**RECORDS TO PROCESS**
***

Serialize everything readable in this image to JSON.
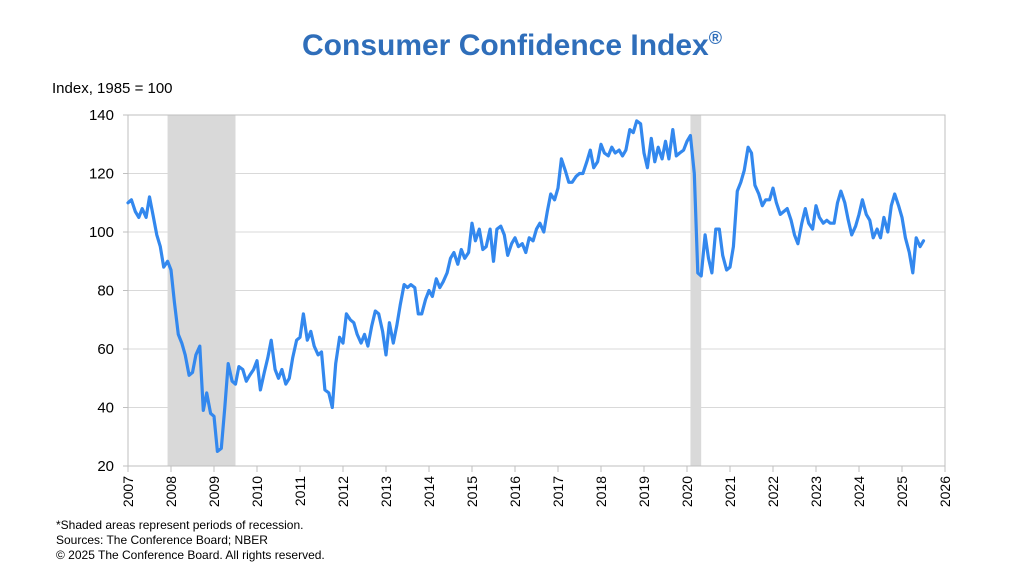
{
  "title": "Consumer Confidence Index",
  "title_mark": "®",
  "ylabel": "Index, 1985 = 100",
  "footnotes": [
    "*Shaded areas represent periods of recession.",
    "Sources:  The Conference Board;  NBER",
    "© 2025 The Conference Board. All rights reserved."
  ],
  "colors": {
    "title": "#2F6EBA",
    "line": "#3388EE",
    "recession": "#D9D9D9",
    "grid": "#D9D9D9"
  },
  "chart_data": {
    "type": "line",
    "xlim": [
      2007,
      2026
    ],
    "ylim": [
      20,
      140
    ],
    "yticks": [
      20,
      40,
      60,
      80,
      100,
      120,
      140
    ],
    "xticks": [
      "2007",
      "2008",
      "2009",
      "2010",
      "2011",
      "2012",
      "2013",
      "2014",
      "2015",
      "2016",
      "2017",
      "2018",
      "2019",
      "2020",
      "2021",
      "2022",
      "2023",
      "2024",
      "2025",
      "2026"
    ],
    "grid": true,
    "recessions": [
      [
        2007.92,
        2009.5
      ],
      [
        2020.08,
        2020.33
      ]
    ],
    "series": [
      {
        "name": "",
        "x": [
          2007.0,
          2007.08,
          2007.17,
          2007.25,
          2007.33,
          2007.42,
          2007.5,
          2007.58,
          2007.67,
          2007.75,
          2007.83,
          2007.92,
          2008.0,
          2008.08,
          2008.17,
          2008.25,
          2008.33,
          2008.42,
          2008.5,
          2008.58,
          2008.67,
          2008.75,
          2008.83,
          2008.92,
          2009.0,
          2009.08,
          2009.17,
          2009.25,
          2009.33,
          2009.42,
          2009.5,
          2009.58,
          2009.67,
          2009.75,
          2009.83,
          2009.92,
          2010.0,
          2010.08,
          2010.17,
          2010.25,
          2010.33,
          2010.42,
          2010.5,
          2010.58,
          2010.67,
          2010.75,
          2010.83,
          2010.92,
          2011.0,
          2011.08,
          2011.17,
          2011.25,
          2011.33,
          2011.42,
          2011.5,
          2011.58,
          2011.67,
          2011.75,
          2011.83,
          2011.92,
          2012.0,
          2012.08,
          2012.17,
          2012.25,
          2012.33,
          2012.42,
          2012.5,
          2012.58,
          2012.67,
          2012.75,
          2012.83,
          2012.92,
          2013.0,
          2013.08,
          2013.17,
          2013.25,
          2013.33,
          2013.42,
          2013.5,
          2013.58,
          2013.67,
          2013.75,
          2013.83,
          2013.92,
          2014.0,
          2014.08,
          2014.17,
          2014.25,
          2014.33,
          2014.42,
          2014.5,
          2014.58,
          2014.67,
          2014.75,
          2014.83,
          2014.92,
          2015.0,
          2015.08,
          2015.17,
          2015.25,
          2015.33,
          2015.42,
          2015.5,
          2015.58,
          2015.67,
          2015.75,
          2015.83,
          2015.92,
          2016.0,
          2016.08,
          2016.17,
          2016.25,
          2016.33,
          2016.42,
          2016.5,
          2016.58,
          2016.67,
          2016.75,
          2016.83,
          2016.92,
          2017.0,
          2017.08,
          2017.17,
          2017.25,
          2017.33,
          2017.42,
          2017.5,
          2017.58,
          2017.67,
          2017.75,
          2017.83,
          2017.92,
          2018.0,
          2018.08,
          2018.17,
          2018.25,
          2018.33,
          2018.42,
          2018.5,
          2018.58,
          2018.67,
          2018.75,
          2018.83,
          2018.92,
          2019.0,
          2019.08,
          2019.17,
          2019.25,
          2019.33,
          2019.42,
          2019.5,
          2019.58,
          2019.67,
          2019.75,
          2019.83,
          2019.92,
          2020.0,
          2020.08,
          2020.17,
          2020.25,
          2020.33,
          2020.42,
          2020.5,
          2020.58,
          2020.67,
          2020.75,
          2020.83,
          2020.92,
          2021.0,
          2021.08,
          2021.17,
          2021.25,
          2021.33,
          2021.42,
          2021.5,
          2021.58,
          2021.67,
          2021.75,
          2021.83,
          2021.92,
          2022.0,
          2022.08,
          2022.17,
          2022.25,
          2022.33,
          2022.42,
          2022.5,
          2022.58,
          2022.67,
          2022.75,
          2022.83,
          2022.92,
          2023.0,
          2023.08,
          2023.17,
          2023.25,
          2023.33,
          2023.42,
          2023.5,
          2023.58,
          2023.67,
          2023.75,
          2023.83,
          2023.92,
          2024.0,
          2024.08,
          2024.17,
          2024.25,
          2024.33,
          2024.42,
          2024.5,
          2024.58,
          2024.67,
          2024.75,
          2024.83,
          2024.92,
          2025.0,
          2025.08,
          2025.17,
          2025.25,
          2025.33,
          2025.42,
          2025.5
        ],
        "y": [
          110,
          111,
          107,
          105,
          108,
          105,
          112,
          106,
          99,
          95,
          88,
          90,
          87,
          76,
          65,
          62,
          58,
          51,
          52,
          58,
          61,
          39,
          45,
          38,
          37,
          25,
          26,
          40,
          55,
          49,
          48,
          54,
          53,
          49,
          51,
          53,
          56,
          46,
          52,
          57,
          63,
          53,
          50,
          53,
          48,
          50,
          57,
          63,
          64,
          72,
          63,
          66,
          61,
          58,
          59,
          46,
          45,
          40,
          55,
          64,
          62,
          72,
          70,
          69,
          65,
          62,
          65,
          61,
          68,
          73,
          72,
          66,
          58,
          69,
          62,
          68,
          75,
          82,
          81,
          82,
          81,
          72,
          72,
          77,
          80,
          78,
          84,
          81,
          83,
          86,
          91,
          93,
          89,
          94,
          91,
          93,
          103,
          97,
          101,
          94,
          95,
          101,
          90,
          101,
          102,
          99,
          92,
          96,
          98,
          95,
          96,
          93,
          98,
          97,
          101,
          103,
          100,
          107,
          113,
          111,
          115,
          125,
          121,
          117,
          117,
          119,
          120,
          120,
          124,
          128,
          122,
          124,
          130,
          127,
          126,
          129,
          127,
          128,
          126,
          128,
          135,
          134,
          138,
          137,
          127,
          122,
          132,
          124,
          129,
          125,
          131,
          125,
          135,
          126,
          127,
          128,
          131,
          133,
          120,
          86,
          85,
          99,
          91,
          86,
          101,
          101,
          92,
          87,
          88,
          95,
          114,
          117,
          121,
          129,
          127,
          116,
          113,
          109,
          111,
          111,
          115,
          110,
          106,
          107,
          108,
          104,
          99,
          96,
          103,
          108,
          103,
          101,
          109,
          105,
          103,
          104,
          103,
          103,
          110,
          114,
          110,
          104,
          99,
          102,
          106,
          111,
          106,
          104,
          98,
          101,
          98,
          105,
          100,
          109,
          113,
          109,
          105,
          98,
          93,
          86,
          98,
          95,
          97
        ]
      }
    ]
  }
}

***

**YOUR GOAL**
Print the full listing exactly, dropping the pictures.

**EXERCISE RESPONSE**
Serialize everything readable in this image to JSON.
{
  "title": "Consumer Confidence Index",
  "title_mark": "®",
  "ylabel": "Index, 1985 = 100",
  "footnotes": [
    "*Shaded areas represent periods of recession.",
    "Sources:  The Conference Board;  NBER",
    "© 2025 The Conference Board. All rights reserved."
  ],
  "colors": {
    "title": "#2F6EBA",
    "line": "#3388EE",
    "recession": "#D9D9D9",
    "grid": "#D9D9D9"
  },
  "chart_data": {
    "type": "line",
    "xlim": [
      2007,
      2026
    ],
    "ylim": [
      20,
      140
    ],
    "yticks": [
      20,
      40,
      60,
      80,
      100,
      120,
      140
    ],
    "xticks": [
      "2007",
      "2008",
      "2009",
      "2010",
      "2011",
      "2012",
      "2013",
      "2014",
      "2015",
      "2016",
      "2017",
      "2018",
      "2019",
      "2020",
      "2021",
      "2022",
      "2023",
      "2024",
      "2025",
      "2026"
    ],
    "grid": true,
    "recessions": [
      [
        2007.92,
        2009.5
      ],
      [
        2020.08,
        2020.33
      ]
    ],
    "series": [
      {
        "name": "",
        "x": [
          2007.0,
          2007.08,
          2007.17,
          2007.25,
          2007.33,
          2007.42,
          2007.5,
          2007.58,
          2007.67,
          2007.75,
          2007.83,
          2007.92,
          2008.0,
          2008.08,
          2008.17,
          2008.25,
          2008.33,
          2008.42,
          2008.5,
          2008.58,
          2008.67,
          2008.75,
          2008.83,
          2008.92,
          2009.0,
          2009.08,
          2009.17,
          2009.25,
          2009.33,
          2009.42,
          2009.5,
          2009.58,
          2009.67,
          2009.75,
          2009.83,
          2009.92,
          2010.0,
          2010.08,
          2010.17,
          2010.25,
          2010.33,
          2010.42,
          2010.5,
          2010.58,
          2010.67,
          2010.75,
          2010.83,
          2010.92,
          2011.0,
          2011.08,
          2011.17,
          2011.25,
          2011.33,
          2011.42,
          2011.5,
          2011.58,
          2011.67,
          2011.75,
          2011.83,
          2011.92,
          2012.0,
          2012.08,
          2012.17,
          2012.25,
          2012.33,
          2012.42,
          2012.5,
          2012.58,
          2012.67,
          2012.75,
          2012.83,
          2012.92,
          2013.0,
          2013.08,
          2013.17,
          2013.25,
          2013.33,
          2013.42,
          2013.5,
          2013.58,
          2013.67,
          2013.75,
          2013.83,
          2013.92,
          2014.0,
          2014.08,
          2014.17,
          2014.25,
          2014.33,
          2014.42,
          2014.5,
          2014.58,
          2014.67,
          2014.75,
          2014.83,
          2014.92,
          2015.0,
          2015.08,
          2015.17,
          2015.25,
          2015.33,
          2015.42,
          2015.5,
          2015.58,
          2015.67,
          2015.75,
          2015.83,
          2015.92,
          2016.0,
          2016.08,
          2016.17,
          2016.25,
          2016.33,
          2016.42,
          2016.5,
          2016.58,
          2016.67,
          2016.75,
          2016.83,
          2016.92,
          2017.0,
          2017.08,
          2017.17,
          2017.25,
          2017.33,
          2017.42,
          2017.5,
          2017.58,
          2017.67,
          2017.75,
          2017.83,
          2017.92,
          2018.0,
          2018.08,
          2018.17,
          2018.25,
          2018.33,
          2018.42,
          2018.5,
          2018.58,
          2018.67,
          2018.75,
          2018.83,
          2018.92,
          2019.0,
          2019.08,
          2019.17,
          2019.25,
          2019.33,
          2019.42,
          2019.5,
          2019.58,
          2019.67,
          2019.75,
          2019.83,
          2019.92,
          2020.0,
          2020.08,
          2020.17,
          2020.25,
          2020.33,
          2020.42,
          2020.5,
          2020.58,
          2020.67,
          2020.75,
          2020.83,
          2020.92,
          2021.0,
          2021.08,
          2021.17,
          2021.25,
          2021.33,
          2021.42,
          2021.5,
          2021.58,
          2021.67,
          2021.75,
          2021.83,
          2021.92,
          2022.0,
          2022.08,
          2022.17,
          2022.25,
          2022.33,
          2022.42,
          2022.5,
          2022.58,
          2022.67,
          2022.75,
          2022.83,
          2022.92,
          2023.0,
          2023.08,
          2023.17,
          2023.25,
          2023.33,
          2023.42,
          2023.5,
          2023.58,
          2023.67,
          2023.75,
          2023.83,
          2023.92,
          2024.0,
          2024.08,
          2024.17,
          2024.25,
          2024.33,
          2024.42,
          2024.5,
          2024.58,
          2024.67,
          2024.75,
          2024.83,
          2024.92,
          2025.0,
          2025.08,
          2025.17,
          2025.25,
          2025.33,
          2025.42,
          2025.5
        ],
        "y": [
          110,
          111,
          107,
          105,
          108,
          105,
          112,
          106,
          99,
          95,
          88,
          90,
          87,
          76,
          65,
          62,
          58,
          51,
          52,
          58,
          61,
          39,
          45,
          38,
          37,
          25,
          26,
          40,
          55,
          49,
          48,
          54,
          53,
          49,
          51,
          53,
          56,
          46,
          52,
          57,
          63,
          53,
          50,
          53,
          48,
          50,
          57,
          63,
          64,
          72,
          63,
          66,
          61,
          58,
          59,
          46,
          45,
          40,
          55,
          64,
          62,
          72,
          70,
          69,
          65,
          62,
          65,
          61,
          68,
          73,
          72,
          66,
          58,
          69,
          62,
          68,
          75,
          82,
          81,
          82,
          81,
          72,
          72,
          77,
          80,
          78,
          84,
          81,
          83,
          86,
          91,
          93,
          89,
          94,
          91,
          93,
          103,
          97,
          101,
          94,
          95,
          101,
          90,
          101,
          102,
          99,
          92,
          96,
          98,
          95,
          96,
          93,
          98,
          97,
          101,
          103,
          100,
          107,
          113,
          111,
          115,
          125,
          121,
          117,
          117,
          119,
          120,
          120,
          124,
          128,
          122,
          124,
          130,
          127,
          126,
          129,
          127,
          128,
          126,
          128,
          135,
          134,
          138,
          137,
          127,
          122,
          132,
          124,
          129,
          125,
          131,
          125,
          135,
          126,
          127,
          128,
          131,
          133,
          120,
          86,
          85,
          99,
          91,
          86,
          101,
          101,
          92,
          87,
          88,
          95,
          114,
          117,
          121,
          129,
          127,
          116,
          113,
          109,
          111,
          111,
          115,
          110,
          106,
          107,
          108,
          104,
          99,
          96,
          103,
          108,
          103,
          101,
          109,
          105,
          103,
          104,
          103,
          103,
          110,
          114,
          110,
          104,
          99,
          102,
          106,
          111,
          106,
          104,
          98,
          101,
          98,
          105,
          100,
          109,
          113,
          109,
          105,
          98,
          93,
          86,
          98,
          95,
          97
        ]
      }
    ]
  }
}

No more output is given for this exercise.